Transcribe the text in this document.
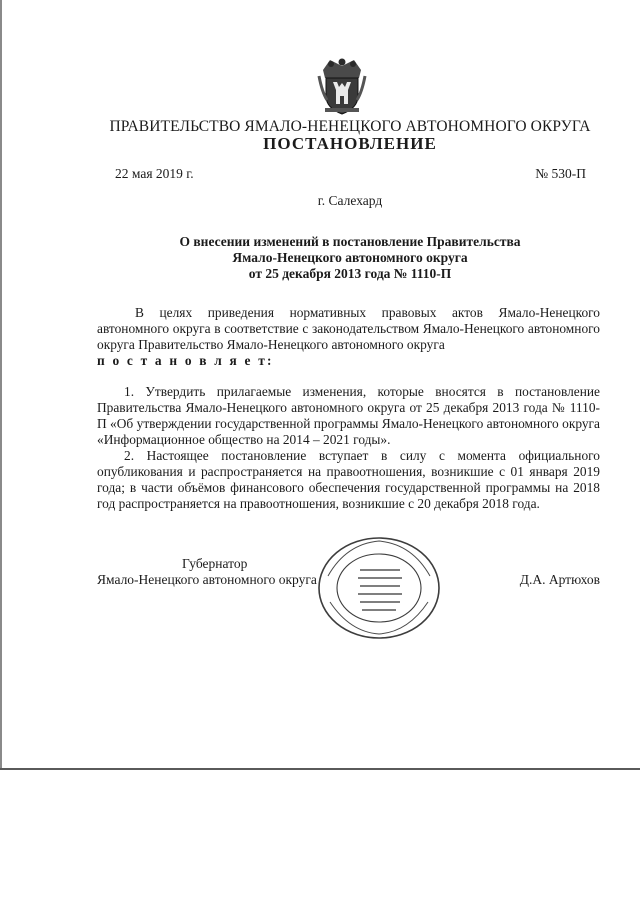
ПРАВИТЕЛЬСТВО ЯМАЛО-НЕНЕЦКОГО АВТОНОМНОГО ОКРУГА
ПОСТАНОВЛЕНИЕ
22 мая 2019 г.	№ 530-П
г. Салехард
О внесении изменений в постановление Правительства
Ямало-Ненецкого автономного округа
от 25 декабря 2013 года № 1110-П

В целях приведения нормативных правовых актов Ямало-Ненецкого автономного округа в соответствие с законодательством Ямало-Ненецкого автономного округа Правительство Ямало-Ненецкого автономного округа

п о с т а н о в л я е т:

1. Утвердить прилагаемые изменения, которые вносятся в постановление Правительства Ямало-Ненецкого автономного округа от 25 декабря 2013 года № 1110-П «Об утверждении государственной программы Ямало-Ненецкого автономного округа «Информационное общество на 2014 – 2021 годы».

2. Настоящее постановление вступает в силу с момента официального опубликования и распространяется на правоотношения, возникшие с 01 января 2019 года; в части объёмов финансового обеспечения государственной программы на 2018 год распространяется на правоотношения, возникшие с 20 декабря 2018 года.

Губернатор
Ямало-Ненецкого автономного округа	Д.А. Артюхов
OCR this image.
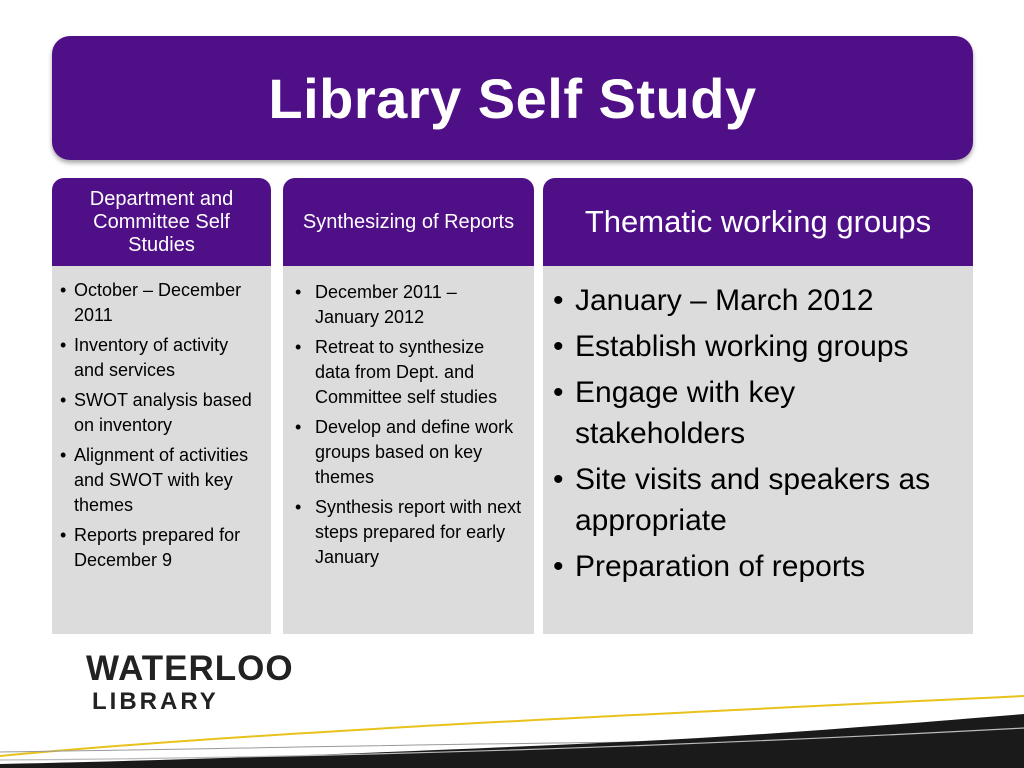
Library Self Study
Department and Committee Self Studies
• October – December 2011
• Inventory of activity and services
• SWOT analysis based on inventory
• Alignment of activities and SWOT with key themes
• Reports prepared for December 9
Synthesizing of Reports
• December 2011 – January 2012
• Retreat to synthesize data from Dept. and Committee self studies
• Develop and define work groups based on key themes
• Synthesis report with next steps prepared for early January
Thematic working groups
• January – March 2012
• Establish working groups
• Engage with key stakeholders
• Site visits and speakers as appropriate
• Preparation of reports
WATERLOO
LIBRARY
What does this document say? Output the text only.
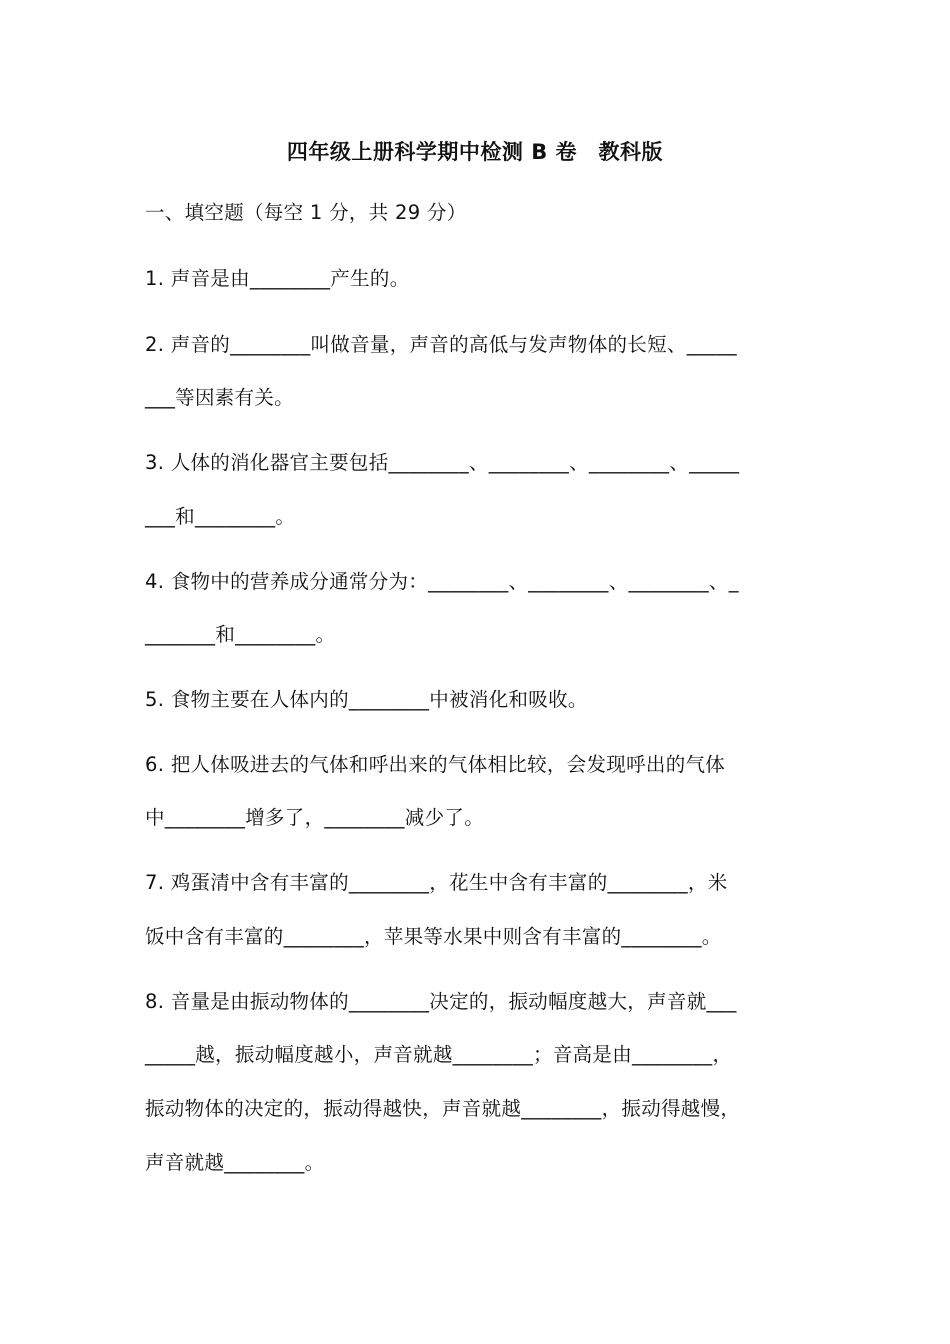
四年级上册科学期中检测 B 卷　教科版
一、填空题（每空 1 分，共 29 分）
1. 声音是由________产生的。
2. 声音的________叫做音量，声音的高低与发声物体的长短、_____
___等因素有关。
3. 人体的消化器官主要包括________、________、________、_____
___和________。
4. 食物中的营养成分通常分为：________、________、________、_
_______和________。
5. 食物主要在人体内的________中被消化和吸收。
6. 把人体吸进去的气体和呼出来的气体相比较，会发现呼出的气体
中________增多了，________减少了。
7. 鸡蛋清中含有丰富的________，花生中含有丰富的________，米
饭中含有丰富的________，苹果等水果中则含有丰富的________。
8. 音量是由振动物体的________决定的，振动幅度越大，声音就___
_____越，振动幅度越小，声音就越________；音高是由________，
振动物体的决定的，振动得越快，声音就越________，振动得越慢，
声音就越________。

━━━━━━━━━━━━━━━━━━━━━━━━━━━━━━

- **INSTRUCTIONS TO FOLLOW**
Leaving out the pictures, repeat the data above exactly.

- **WRITTEN ANSWER**
Transcribe the text in this document.
ПРАВИТЕЛЬСТВО ЯМАЛО-НЕНЕЦКОГО АВТОНОМНОГО ОКРУГА
ПОСТАНОВЛЕНИЕ
22 мая 2019 г.	№ 530-П
г. Салехард
О внесении изменений в постановление Правительства
Ямало-Ненецкого автономного округа
от 25 декабря 2013 года № 1110-П

В целях приведения нормативных правовых актов Ямало-Ненецкого автономного округа в соответствие с законодательством Ямало-Ненецкого автономного округа Правительство Ямало-Ненецкого автономного округа

п о с т а н о в л я е т:

1. Утвердить прилагаемые изменения, которые вносятся в постановление Правительства Ямало-Ненецкого автономного округа от 25 декабря 2013 года № 1110-П «Об утверждении государственной программы Ямало-Ненецкого автономного округа «Информационное общество на 2014 – 2021 годы».

2. Настоящее постановление вступает в силу с момента официального опубликования и распространяется на правоотношения, возникшие с 01 января 2019 года; в части объёмов финансового обеспечения государственной программы на 2018 год распространяется на правоотношения, возникшие с 20 декабря 2018 года.

Губернатор
Ямало-Ненецкого автономного округа	Д.А. Артюхов
OCR this image.
Library Self Study
Department and Committee Self Studies
• October – December 2011
• Inventory of activity and services
• SWOT analysis based on inventory
• Alignment of activities and SWOT with key themes
• Reports prepared for December 9
Synthesizing of Reports
• December 2011 – January 2012
• Retreat to synthesize data from Dept. and Committee self studies
• Develop and define work groups based on key themes
• Synthesis report with next steps prepared for early January
Thematic working groups
• January – March 2012
• Establish working groups
• Engage with key stakeholders
• Site visits and speakers as appropriate
• Preparation of reports
WATERLOO
LIBRARY
What does this document say? Output the text only.
四年级上册科学期中检测 B 卷　教科版
一、填空题（每空 1 分，共 29 分）
1. 声音是由________产生的。
2. 声音的________叫做音量，声音的高低与发声物体的长短、_____
___等因素有关。
3. 人体的消化器官主要包括________、________、________、_____
___和________。
4. 食物中的营养成分通常分为：________、________、________、_
_______和________。
5. 食物主要在人体内的________中被消化和吸收。
6. 把人体吸进去的气体和呼出来的气体相比较，会发现呼出的气体
中________增多了，________减少了。
7. 鸡蛋清中含有丰富的________，花生中含有丰富的________，米
饭中含有丰富的________，苹果等水果中则含有丰富的________。
8. 音量是由振动物体的________决定的，振动幅度越大，声音就___
_____越，振动幅度越小，声音就越________；音高是由________，
振动物体的决定的，振动得越快，声音就越________，振动得越慢，
声音就越________。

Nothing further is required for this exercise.